Quote every line of the data below as it stands, omitting pictures.

* BEGIN SUPPLIED MATERIAL *

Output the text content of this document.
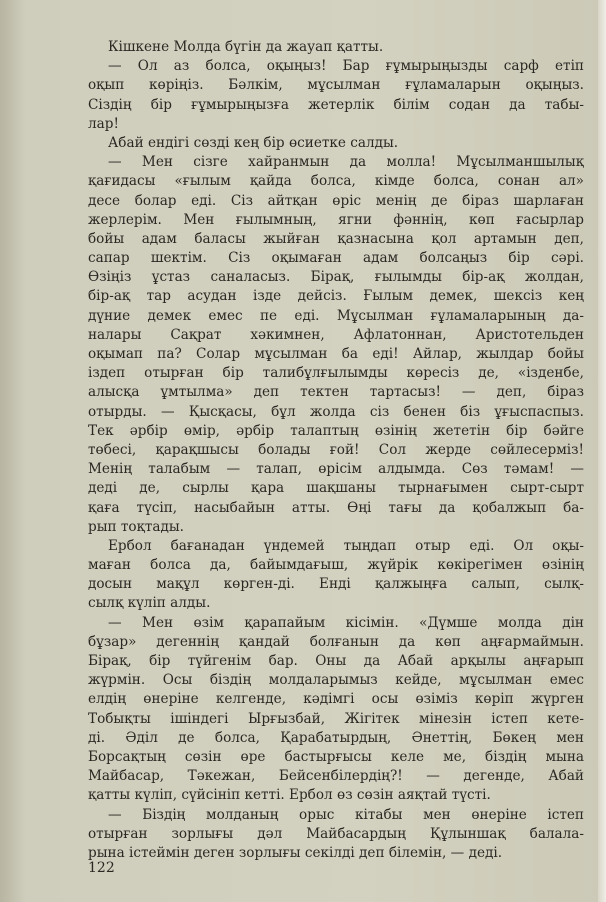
Кішкене Молда бүгін да жауап қатты.
— Ол аз болса, оқыңыз! Бар ғұмырыңызды сарф етіп
оқып көріңіз. Бәлкім, мұсылман ғұламаларын оқыңыз.
Сіздің бір ғұмырыңызға жетерлік білім содан да табы-
лар!
Абай ендігі сөзді кең бір өсиетке салды.
— Мен сізге хайранмын да молла! Мұсылманшылық
қағидасы «ғылым қайда болса, кімде болса, сонан ал»
десе болар еді. Сіз айтқан өріс менің де біраз шарлаған
жерлерім. Мен ғылымның, ягни фәннің, көп ғасырлар
бойы адам баласы жыйған қазнасына қол артамын деп,
сапар шектім. Сіз оқымаған адам болсаңыз бір сәрі.
Өзіңіз ұстаз саналасыз. Бірақ, ғылымды бір-ақ жолдан,
бір-ақ тар асудан іздe дейсіз. Ғылым демек, шексіз кең
дүние демек емес пе еді. Мұсылман ғұламаларының да-
налары Сақрат хәкимнен, Афлатоннан, Аристотельден
оқымап па? Солар мұсылман ба еді! Айлар, жылдар бойы
іздеп отырған бір талибұлғылымды көресіз де, «ізденбе,
алысқа ұмтылма» деп тектен тартасыз! — деп, біраз
отырды. — Қысқасы, бұл жолда сіз бенен біз ұғыспаспыз.
Тек әрбір өмір, әрбір талаптың өзінің жететін бір бәйге
төбесі, қарақшысы болады ғой! Сол жерде сөйлесерміз!
Менің талабым — талап, өрісім алдымда. Сөз тәмам! —
деді де, сырлы қара шақшаны тырнағымен сырт-сырт
қаға түсіп, насыбайын атты. Өңі тағы да қобалжып ба-
рып тоқтады.
Ербол бағанадан үндемей тыңдап отыр еді. Ол оқы-
маған болса да, байымдағыш, жүйрік көкірегімен өзінің
досын мақұл көрген-ді. Енді қалжыңға салып, сылқ-
сылқ күліп алды.
— Мен өзім қарапайым кісімін. «Дүмше молда дін
бұзар» дегеннің қандай болғанын да көп аңғармаймын.
Бірақ, бір түйгенім бар. Оны да Абай арқылы аңғарып
жүрмін. Осы біздің молдаларымыз кейде, мұсылман емес
елдің өнеріне келгенде, кәдімгі осы өзіміз көріп жүрген
Тобықты ішіндегі Ырғызбай, Жігітек мінезін істеп кете-
ді. Әділ де болса, Қарабатырдың, Әнеттің, Бөкең мен
Борсақтың сөзін өре бастырғысы келе ме, біздің мына
Майбасар, Тәкежан, Бейсенбілердің?! — дегенде, Абай
қатты күліп, сүйсініп кетті. Ербол өз сөзін аяқтай түсті.
— Біздің молданың орыс кітабы мен өнеріне істеп
отырған зорлығы дәл Майбасардың Құлыншақ балала-
рына істеймін деген зорлығы секілді деп білемін, — деді.
122
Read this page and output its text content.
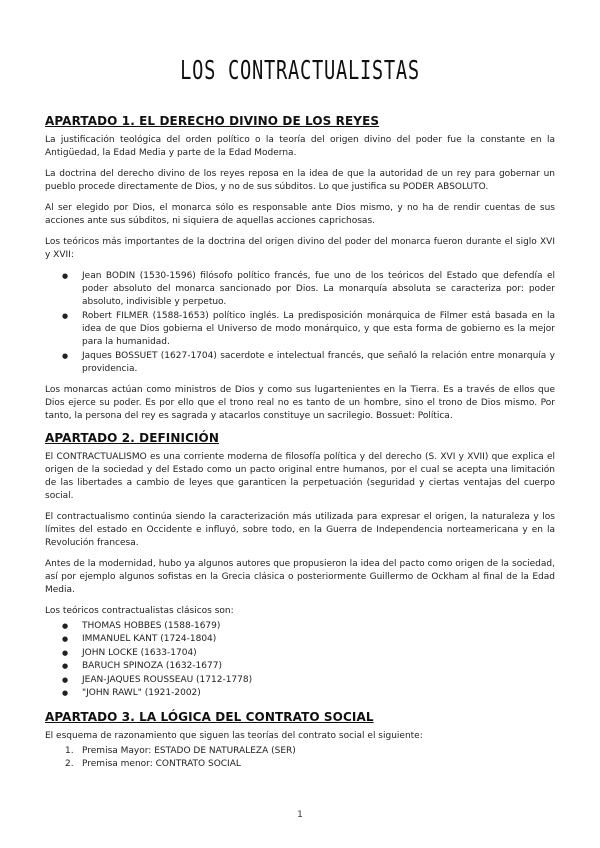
LOS CONTRACTUALISTAS
APARTADO 1. EL DERECHO DIVINO DE LOS REYES

La justificación teológica del orden político o la teoría del origen divino del poder fue la constante en la Antigüedad, la Edad Media y parte de la Edad Moderna.

La doctrina del derecho divino de los reyes reposa en la idea de que la autoridad de un rey para gobernar un pueblo procede directamente de Dios, y no de sus súbditos. Lo que justifica su PODER ABSOLUTO.

Al ser elegido por Dios, el monarca sólo es responsable ante Dios mismo, y no ha de rendir cuentas de sus acciones ante sus súbditos, ni siquiera de aquellas acciones caprichosas.

Los teóricos más importantes de la doctrina del origen divino del poder del monarca fueron durante el siglo XVI y XVII:

● Jean BODIN (1530-1596) filósofo político francés, fue uno de los teóricos del Estado que defendía el poder absoluto del monarca sancionado por Dios. La monarquía absoluta se caracteriza por: poder absoluto, indivisible y perpetuo.
● Robert FILMER (1588-1653) político inglés. La predisposición monárquica de Filmer está basada en la idea de que Dios gobierna el Universo de modo monárquico, y que esta forma de gobierno es la mejor para la humanidad.
● Jaques BOSSUET (1627-1704) sacerdote e intelectual francés, que señaló la relación entre monarquía y providencia.

Los monarcas actúan como ministros de Dios y como sus lugartenientes en la Tierra. Es a través de ellos que Dios ejerce su poder. Es por ello que el trono real no es tanto de un hombre, sino el trono de Dios mismo. Por tanto, la persona del rey es sagrada y atacarlos constituye un sacrilegio. Bossuet: Política.

APARTADO 2. DEFINICIÓN

El CONTRACTUALISMO es una corriente moderna de filosofía política y del derecho (S. XVI y XVII) que explica el origen de la sociedad y del Estado como un pacto original entre humanos, por el cual se acepta una limitación de las libertades a cambio de leyes que garanticen la perpetuación (seguridad y ciertas ventajas del cuerpo social.

El contractualismo continúa siendo la caracterización más utilizada para expresar el origen, la naturaleza y los límites del estado en Occidente e influyó, sobre todo, en la Guerra de Independencia norteamericana y en la Revolución francesa.

Antes de la modernidad, hubo ya algunos autores que propusieron la idea del pacto como origen de la sociedad, así por ejemplo algunos sofistas en la Grecia clásica o posteriormente Guillermo de Ockham al final de la Edad Media.

Los teóricos contractualistas clásicos son:

● THOMAS HOBBES (1588-1679)
● IMMANUEL KANT (1724-1804)
● JOHN LOCKE (1633-1704)
● BARUCH SPINOZA (1632-1677)
● JEAN-JAQUES ROUSSEAU (1712-1778)
● "JOHN RAWL" (1921-2002)
APARTADO 3. LA LÓGICA DEL CONTRATO SOCIAL

El esquema de razonamiento que siguen las teorías del contrato social el siguiente:

1. Premisa Mayor: ESTADO DE NATURALEZA (SER)
2. Premisa menor: CONTRATO SOCIAL
1
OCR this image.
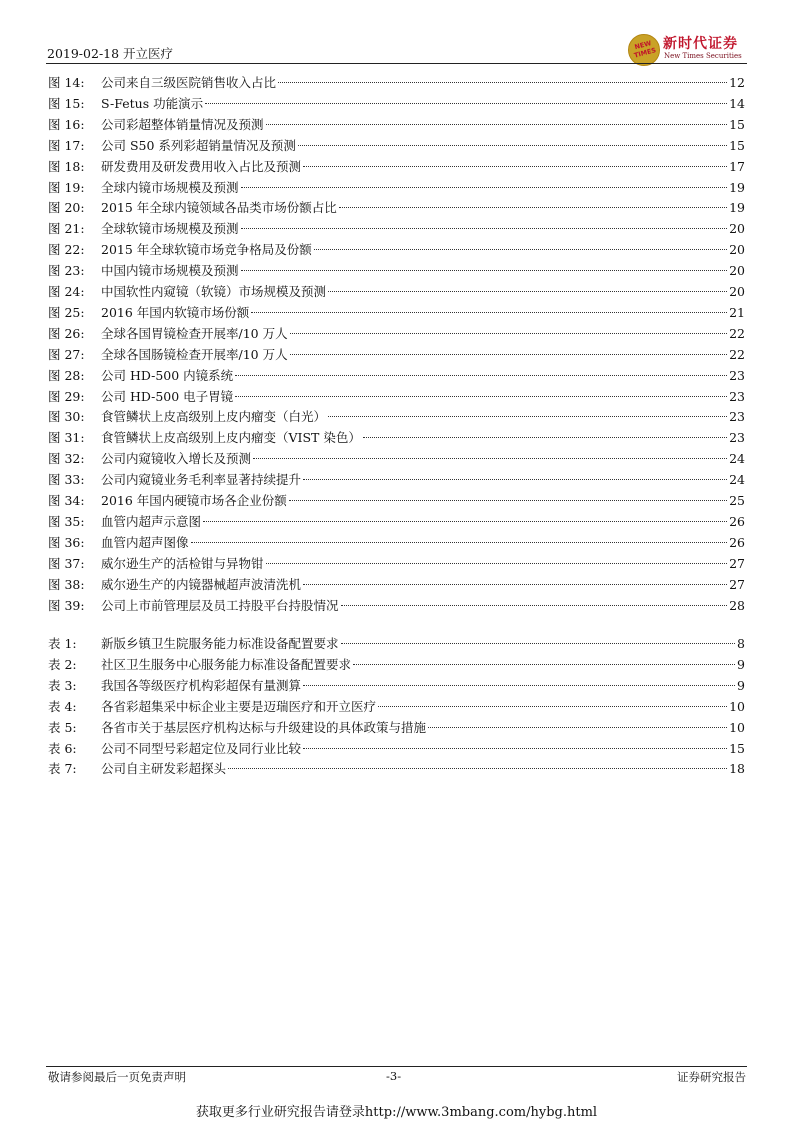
2019-02-18 开立医疗
NEW TIMES
新时代证券
New Times Securities
图 14:	公司来自三级医院销售收入占比	12
图 15:	S-Fetus 功能演示	14
图 16:	公司彩超整体销量情况及预测	15
图 17:	公司 S50 系列彩超销量情况及预测	15
图 18:	研发费用及研发费用收入占比及预测	17
图 19:	全球内镜市场规模及预测	19
图 20:	2015 年全球内镜领域各品类市场份额占比	19
图 21:	全球软镜市场规模及预测	20
图 22:	2015 年全球软镜市场竞争格局及份额	20
图 23:	中国内镜市场规模及预测	20
图 24:	中国软性内窥镜（软镜）市场规模及预测	20
图 25:	2016 年国内软镜市场份额	21
图 26:	全球各国胃镜检查开展率/10 万人	22
图 27:	全球各国肠镜检查开展率/10 万人	22
图 28:	公司 HD-500 内镜系统	23
图 29:	公司 HD-500 电子胃镜	23
图 30:	食管鳞状上皮高级别上皮内瘤变（白光）	23
图 31:	食管鳞状上皮高级别上皮内瘤变（VIST 染色）	23
图 32:	公司内窥镜收入增长及预测	24
图 33:	公司内窥镜业务毛利率显著持续提升	24
图 34:	2016 年国内硬镜市场各企业份额	25
图 35:	血管内超声示意图	26
图 36:	血管内超声图像	26
图 37:	威尔逊生产的活检钳与异物钳	27
图 38:	威尔逊生产的内镜器械超声波清洗机	27
图 39:	公司上市前管理层及员工持股平台持股情况	28
表 1:	新版乡镇卫生院服务能力标准设备配置要求	8
表 2:	社区卫生服务中心服务能力标准设备配置要求	9
表 3:	我国各等级医疗机构彩超保有量测算	9
表 4:	各省彩超集采中标企业主要是迈瑞医疗和开立医疗	10
表 5:	各省市关于基层医疗机构达标与升级建设的具体政策与措施	10
表 6:	公司不同型号彩超定位及同行业比较	15
表 7:	公司自主研发彩超探头	18
敬请参阅最后一页免责声明	-3-	证券研究报告
获取更多行业研究报告请登录http://www.3mbang.com/hybg.html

* END SUPPLIED MATERIAL *

* **TASK RESULT**
Output the text content of this document.
Кішкене Молда бүгін да жауап қатты.
— Ол аз болса, оқыңыз! Бар ғұмырыңызды сарф етіп
оқып көріңіз. Бәлкім, мұсылман ғұламаларын оқыңыз.
Сіздің бір ғұмырыңызға жетерлік білім содан да табы-
лар!
Абай ендігі сөзді кең бір өсиетке салды.
— Мен сізге хайранмын да молла! Мұсылманшылық
қағидасы «ғылым қайда болса, кімде болса, сонан ал»
десе болар еді. Сіз айтқан өріс менің де біраз шарлаған
жерлерім. Мен ғылымның, ягни фәннің, көп ғасырлар
бойы адам баласы жыйған қазнасына қол артамын деп,
сапар шектім. Сіз оқымаған адам болсаңыз бір сәрі.
Өзіңіз ұстаз саналасыз. Бірақ, ғылымды бір-ақ жолдан,
бір-ақ тар асудан іздe дейсіз. Ғылым демек, шексіз кең
дүние демек емес пе еді. Мұсылман ғұламаларының да-
налары Сақрат хәкимнен, Афлатоннан, Аристотельден
оқымап па? Солар мұсылман ба еді! Айлар, жылдар бойы
іздеп отырған бір талибұлғылымды көресіз де, «ізденбе,
алысқа ұмтылма» деп тектен тартасыз! — деп, біраз
отырды. — Қысқасы, бұл жолда сіз бенен біз ұғыспаспыз.
Тек әрбір өмір, әрбір талаптың өзінің жететін бір бәйге
төбесі, қарақшысы болады ғой! Сол жерде сөйлесерміз!
Менің талабым — талап, өрісім алдымда. Сөз тәмам! —
деді де, сырлы қара шақшаны тырнағымен сырт-сырт
қаға түсіп, насыбайын атты. Өңі тағы да қобалжып ба-
рып тоқтады.
Ербол бағанадан үндемей тыңдап отыр еді. Ол оқы-
маған болса да, байымдағыш, жүйрік көкірегімен өзінің
досын мақұл көрген-ді. Енді қалжыңға салып, сылқ-
сылқ күліп алды.
— Мен өзім қарапайым кісімін. «Дүмше молда дін
бұзар» дегеннің қандай болғанын да көп аңғармаймын.
Бірақ, бір түйгенім бар. Оны да Абай арқылы аңғарып
жүрмін. Осы біздің молдаларымыз кейде, мұсылман емес
елдің өнеріне келгенде, кәдімгі осы өзіміз көріп жүрген
Тобықты ішіндегі Ырғызбай, Жігітек мінезін істеп кете-
ді. Әділ де болса, Қарабатырдың, Әнеттің, Бөкең мен
Борсақтың сөзін өре бастырғысы келе ме, біздің мына
Майбасар, Тәкежан, Бейсенбілердің?! — дегенде, Абай
қатты күліп, сүйсініп кетті. Ербол өз сөзін аяқтай түсті.
— Біздің молданың орыс кітабы мен өнеріне істеп
отырған зорлығы дәл Майбасардың Құлыншақ балала-
рына істеймін деген зорлығы секілді деп білемін, — деді.
122
Read this page and output its text content.
LOS CONTRACTUALISTAS
APARTADO 1. EL DERECHO DIVINO DE LOS REYES

La justificación teológica del orden político o la teoría del origen divino del poder fue la constante en la Antigüedad, la Edad Media y parte de la Edad Moderna.

La doctrina del derecho divino de los reyes reposa en la idea de que la autoridad de un rey para gobernar un pueblo procede directamente de Dios, y no de sus súbditos. Lo que justifica su PODER ABSOLUTO.

Al ser elegido por Dios, el monarca sólo es responsable ante Dios mismo, y no ha de rendir cuentas de sus acciones ante sus súbditos, ni siquiera de aquellas acciones caprichosas.

Los teóricos más importantes de la doctrina del origen divino del poder del monarca fueron durante el siglo XVI y XVII:

● Jean BODIN (1530-1596) filósofo político francés, fue uno de los teóricos del Estado que defendía el poder absoluto del monarca sancionado por Dios. La monarquía absoluta se caracteriza por: poder absoluto, indivisible y perpetuo.
● Robert FILMER (1588-1653) político inglés. La predisposición monárquica de Filmer está basada en la idea de que Dios gobierna el Universo de modo monárquico, y que esta forma de gobierno es la mejor para la humanidad.
● Jaques BOSSUET (1627-1704) sacerdote e intelectual francés, que señaló la relación entre monarquía y providencia.

Los monarcas actúan como ministros de Dios y como sus lugartenientes en la Tierra. Es a través de ellos que Dios ejerce su poder. Es por ello que el trono real no es tanto de un hombre, sino el trono de Dios mismo. Por tanto, la persona del rey es sagrada y atacarlos constituye un sacrilegio. Bossuet: Política.

APARTADO 2. DEFINICIÓN

El CONTRACTUALISMO es una corriente moderna de filosofía política y del derecho (S. XVI y XVII) que explica el origen de la sociedad y del Estado como un pacto original entre humanos, por el cual se acepta una limitación de las libertades a cambio de leyes que garanticen la perpetuación (seguridad y ciertas ventajas del cuerpo social.

El contractualismo continúa siendo la caracterización más utilizada para expresar el origen, la naturaleza y los límites del estado en Occidente e influyó, sobre todo, en la Guerra de Independencia norteamericana y en la Revolución francesa.

Antes de la modernidad, hubo ya algunos autores que propusieron la idea del pacto como origen de la sociedad, así por ejemplo algunos sofistas en la Grecia clásica o posteriormente Guillermo de Ockham al final de la Edad Media.

Los teóricos contractualistas clásicos son:

● THOMAS HOBBES (1588-1679)
● IMMANUEL KANT (1724-1804)
● JOHN LOCKE (1633-1704)
● BARUCH SPINOZA (1632-1677)
● JEAN-JAQUES ROUSSEAU (1712-1778)
● "JOHN RAWL" (1921-2002)
APARTADO 3. LA LÓGICA DEL CONTRATO SOCIAL

El esquema de razonamiento que siguen las teorías del contrato social el siguiente:

1. Premisa Mayor: ESTADO DE NATURALEZA (SER)
2. Premisa menor: CONTRATO SOCIAL
1
OCR this image.
2019-02-18 开立医疗
NEW TIMES
新时代证券
New Times Securities
图 14:	公司来自三级医院销售收入占比	12
图 15:	S-Fetus 功能演示	14
图 16:	公司彩超整体销量情况及预测	15
图 17:	公司 S50 系列彩超销量情况及预测	15
图 18:	研发费用及研发费用收入占比及预测	17
图 19:	全球内镜市场规模及预测	19
图 20:	2015 年全球内镜领域各品类市场份额占比	19
图 21:	全球软镜市场规模及预测	20
图 22:	2015 年全球软镜市场竞争格局及份额	20
图 23:	中国内镜市场规模及预测	20
图 24:	中国软性内窥镜（软镜）市场规模及预测	20
图 25:	2016 年国内软镜市场份额	21
图 26:	全球各国胃镜检查开展率/10 万人	22
图 27:	全球各国肠镜检查开展率/10 万人	22
图 28:	公司 HD-500 内镜系统	23
图 29:	公司 HD-500 电子胃镜	23
图 30:	食管鳞状上皮高级别上皮内瘤变（白光）	23
图 31:	食管鳞状上皮高级别上皮内瘤变（VIST 染色）	23
图 32:	公司内窥镜收入增长及预测	24
图 33:	公司内窥镜业务毛利率显著持续提升	24
图 34:	2016 年国内硬镜市场各企业份额	25
图 35:	血管内超声示意图	26
图 36:	血管内超声图像	26
图 37:	威尔逊生产的活检钳与异物钳	27
图 38:	威尔逊生产的内镜器械超声波清洗机	27
图 39:	公司上市前管理层及员工持股平台持股情况	28
表 1:	新版乡镇卫生院服务能力标准设备配置要求	8
表 2:	社区卫生服务中心服务能力标准设备配置要求	9
表 3:	我国各等级医疗机构彩超保有量测算	9
表 4:	各省彩超集采中标企业主要是迈瑞医疗和开立医疗	10
表 5:	各省市关于基层医疗机构达标与升级建设的具体政策与措施	10
表 6:	公司不同型号彩超定位及同行业比较	15
表 7:	公司自主研发彩超探头	18
敬请参阅最后一页免责声明	-3-	证券研究报告
获取更多行业研究报告请登录http://www.3mbang.com/hybg.html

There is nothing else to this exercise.